Records from a collection of figures:
##########
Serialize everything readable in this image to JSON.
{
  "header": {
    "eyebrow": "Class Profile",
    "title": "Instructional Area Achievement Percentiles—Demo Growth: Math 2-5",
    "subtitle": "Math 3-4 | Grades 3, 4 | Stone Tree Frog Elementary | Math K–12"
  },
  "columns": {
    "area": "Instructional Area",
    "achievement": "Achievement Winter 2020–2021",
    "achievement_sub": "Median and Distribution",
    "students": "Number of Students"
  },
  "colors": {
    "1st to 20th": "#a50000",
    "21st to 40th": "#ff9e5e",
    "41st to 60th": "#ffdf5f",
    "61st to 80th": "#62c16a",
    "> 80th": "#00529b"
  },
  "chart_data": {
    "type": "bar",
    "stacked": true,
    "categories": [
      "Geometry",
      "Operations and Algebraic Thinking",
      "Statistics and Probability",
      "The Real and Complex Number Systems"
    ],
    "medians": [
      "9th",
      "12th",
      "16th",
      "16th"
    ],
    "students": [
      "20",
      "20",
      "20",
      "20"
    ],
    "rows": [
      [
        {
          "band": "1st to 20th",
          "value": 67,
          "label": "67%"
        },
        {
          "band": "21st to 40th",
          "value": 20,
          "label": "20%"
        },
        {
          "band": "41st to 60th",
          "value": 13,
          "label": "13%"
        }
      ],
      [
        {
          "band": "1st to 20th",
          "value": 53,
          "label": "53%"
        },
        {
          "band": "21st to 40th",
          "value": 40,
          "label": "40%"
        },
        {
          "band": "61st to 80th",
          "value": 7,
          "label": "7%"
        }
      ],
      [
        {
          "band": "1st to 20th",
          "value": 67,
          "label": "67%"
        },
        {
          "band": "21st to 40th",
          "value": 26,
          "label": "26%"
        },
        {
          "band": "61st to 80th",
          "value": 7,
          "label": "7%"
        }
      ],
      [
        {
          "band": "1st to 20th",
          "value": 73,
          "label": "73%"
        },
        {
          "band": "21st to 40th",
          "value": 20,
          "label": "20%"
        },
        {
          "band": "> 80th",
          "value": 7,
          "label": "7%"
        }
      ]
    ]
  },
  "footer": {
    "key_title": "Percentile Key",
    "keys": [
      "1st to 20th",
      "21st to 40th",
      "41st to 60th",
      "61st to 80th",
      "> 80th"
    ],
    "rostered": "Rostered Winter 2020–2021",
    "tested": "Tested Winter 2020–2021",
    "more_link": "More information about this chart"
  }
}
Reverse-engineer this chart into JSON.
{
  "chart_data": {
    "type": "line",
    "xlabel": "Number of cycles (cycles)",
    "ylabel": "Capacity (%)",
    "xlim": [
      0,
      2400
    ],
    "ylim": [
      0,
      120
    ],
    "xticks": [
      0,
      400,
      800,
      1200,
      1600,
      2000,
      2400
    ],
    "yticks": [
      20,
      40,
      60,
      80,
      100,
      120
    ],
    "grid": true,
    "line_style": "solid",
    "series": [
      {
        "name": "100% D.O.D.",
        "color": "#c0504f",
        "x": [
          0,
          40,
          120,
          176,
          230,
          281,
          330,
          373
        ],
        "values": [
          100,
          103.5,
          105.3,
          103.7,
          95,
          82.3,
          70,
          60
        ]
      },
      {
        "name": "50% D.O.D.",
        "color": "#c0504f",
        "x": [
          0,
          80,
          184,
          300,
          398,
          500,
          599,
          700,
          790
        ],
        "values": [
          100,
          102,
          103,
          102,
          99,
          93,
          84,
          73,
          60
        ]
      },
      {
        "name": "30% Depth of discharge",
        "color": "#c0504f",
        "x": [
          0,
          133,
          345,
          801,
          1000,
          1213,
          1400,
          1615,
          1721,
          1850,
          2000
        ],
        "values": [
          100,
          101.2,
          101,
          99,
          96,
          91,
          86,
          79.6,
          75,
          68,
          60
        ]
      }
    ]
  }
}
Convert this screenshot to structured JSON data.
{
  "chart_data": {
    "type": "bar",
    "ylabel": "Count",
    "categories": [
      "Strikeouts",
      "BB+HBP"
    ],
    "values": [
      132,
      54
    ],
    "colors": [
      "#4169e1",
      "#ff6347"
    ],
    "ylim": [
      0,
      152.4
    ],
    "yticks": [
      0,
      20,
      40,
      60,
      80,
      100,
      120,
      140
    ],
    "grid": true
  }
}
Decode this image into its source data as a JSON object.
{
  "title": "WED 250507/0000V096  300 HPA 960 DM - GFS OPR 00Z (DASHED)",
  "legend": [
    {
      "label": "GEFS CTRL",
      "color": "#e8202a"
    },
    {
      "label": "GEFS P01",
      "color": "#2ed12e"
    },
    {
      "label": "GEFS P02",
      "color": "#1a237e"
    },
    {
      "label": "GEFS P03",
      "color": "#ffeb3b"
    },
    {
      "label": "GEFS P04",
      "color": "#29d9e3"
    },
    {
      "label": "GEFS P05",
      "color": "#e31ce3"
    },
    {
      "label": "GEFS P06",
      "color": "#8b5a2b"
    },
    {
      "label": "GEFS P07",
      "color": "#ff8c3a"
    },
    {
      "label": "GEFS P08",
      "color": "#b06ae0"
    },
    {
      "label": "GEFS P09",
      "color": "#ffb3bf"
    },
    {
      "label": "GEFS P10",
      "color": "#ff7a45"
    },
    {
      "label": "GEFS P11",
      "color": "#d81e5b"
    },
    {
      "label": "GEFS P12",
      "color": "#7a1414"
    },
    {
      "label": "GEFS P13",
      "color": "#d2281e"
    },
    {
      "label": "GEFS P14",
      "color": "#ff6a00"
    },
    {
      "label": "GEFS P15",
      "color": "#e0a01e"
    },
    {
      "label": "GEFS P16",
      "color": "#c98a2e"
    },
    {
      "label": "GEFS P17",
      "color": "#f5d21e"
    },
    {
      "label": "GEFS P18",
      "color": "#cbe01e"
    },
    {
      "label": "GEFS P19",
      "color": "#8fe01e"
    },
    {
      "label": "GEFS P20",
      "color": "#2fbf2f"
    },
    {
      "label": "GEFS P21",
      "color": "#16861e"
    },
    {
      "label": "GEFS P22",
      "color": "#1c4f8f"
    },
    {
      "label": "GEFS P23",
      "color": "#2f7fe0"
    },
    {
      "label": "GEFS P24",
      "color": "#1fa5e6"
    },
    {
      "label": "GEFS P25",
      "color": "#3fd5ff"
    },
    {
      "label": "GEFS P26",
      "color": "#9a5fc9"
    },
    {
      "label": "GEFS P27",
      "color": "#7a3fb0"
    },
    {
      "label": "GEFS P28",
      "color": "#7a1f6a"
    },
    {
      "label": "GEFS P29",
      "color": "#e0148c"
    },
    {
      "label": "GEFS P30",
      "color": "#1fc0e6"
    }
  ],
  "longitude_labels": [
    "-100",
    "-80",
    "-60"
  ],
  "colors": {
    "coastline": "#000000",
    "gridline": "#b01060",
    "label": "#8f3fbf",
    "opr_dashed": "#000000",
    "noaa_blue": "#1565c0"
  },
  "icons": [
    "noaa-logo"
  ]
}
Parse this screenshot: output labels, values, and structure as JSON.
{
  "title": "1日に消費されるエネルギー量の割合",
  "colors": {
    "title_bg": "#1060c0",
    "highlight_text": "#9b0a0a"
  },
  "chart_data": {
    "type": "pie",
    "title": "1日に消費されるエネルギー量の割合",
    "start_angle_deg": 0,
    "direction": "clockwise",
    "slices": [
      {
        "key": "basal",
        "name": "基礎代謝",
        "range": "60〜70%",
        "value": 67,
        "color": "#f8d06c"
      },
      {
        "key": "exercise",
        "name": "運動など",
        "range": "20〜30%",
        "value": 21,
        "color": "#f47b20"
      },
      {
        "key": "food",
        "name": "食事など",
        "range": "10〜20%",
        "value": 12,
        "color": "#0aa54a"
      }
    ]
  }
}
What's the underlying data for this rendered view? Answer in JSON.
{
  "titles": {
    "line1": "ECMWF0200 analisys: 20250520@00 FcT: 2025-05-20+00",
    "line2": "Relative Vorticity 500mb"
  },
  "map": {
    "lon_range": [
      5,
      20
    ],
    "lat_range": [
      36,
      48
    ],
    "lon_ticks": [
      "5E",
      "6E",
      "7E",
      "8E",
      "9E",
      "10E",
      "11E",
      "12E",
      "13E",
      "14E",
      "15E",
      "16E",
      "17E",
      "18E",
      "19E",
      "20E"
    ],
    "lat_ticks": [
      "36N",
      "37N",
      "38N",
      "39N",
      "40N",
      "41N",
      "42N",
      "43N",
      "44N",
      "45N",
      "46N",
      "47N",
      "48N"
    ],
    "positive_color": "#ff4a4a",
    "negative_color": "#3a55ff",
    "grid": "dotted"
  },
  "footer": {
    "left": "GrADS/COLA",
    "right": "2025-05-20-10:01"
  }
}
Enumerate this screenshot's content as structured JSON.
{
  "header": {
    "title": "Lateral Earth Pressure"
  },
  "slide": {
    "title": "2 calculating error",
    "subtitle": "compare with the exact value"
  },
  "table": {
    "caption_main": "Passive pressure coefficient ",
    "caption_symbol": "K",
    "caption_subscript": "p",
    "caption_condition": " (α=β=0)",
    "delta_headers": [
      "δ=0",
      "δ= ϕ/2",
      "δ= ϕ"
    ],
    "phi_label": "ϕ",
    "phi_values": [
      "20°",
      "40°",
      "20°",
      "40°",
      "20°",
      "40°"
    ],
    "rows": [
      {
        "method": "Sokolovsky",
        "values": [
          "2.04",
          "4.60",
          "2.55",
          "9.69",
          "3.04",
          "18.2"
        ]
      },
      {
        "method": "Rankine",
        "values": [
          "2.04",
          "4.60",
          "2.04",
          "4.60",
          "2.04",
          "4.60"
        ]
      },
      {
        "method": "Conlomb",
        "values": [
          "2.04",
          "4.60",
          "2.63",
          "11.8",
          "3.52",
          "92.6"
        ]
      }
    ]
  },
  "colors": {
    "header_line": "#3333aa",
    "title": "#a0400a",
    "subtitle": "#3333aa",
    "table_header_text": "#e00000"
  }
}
##########
Task details: Look through the listing and extract every line with "Math" in it.

Response:
    "title": "Instructional Area Achievement Percentiles—Demo Growth: Math 2-5",
    "subtitle": "Math 3-4 | Grades 3, 4 | Stone Tree Frog Elementary | Math K–12"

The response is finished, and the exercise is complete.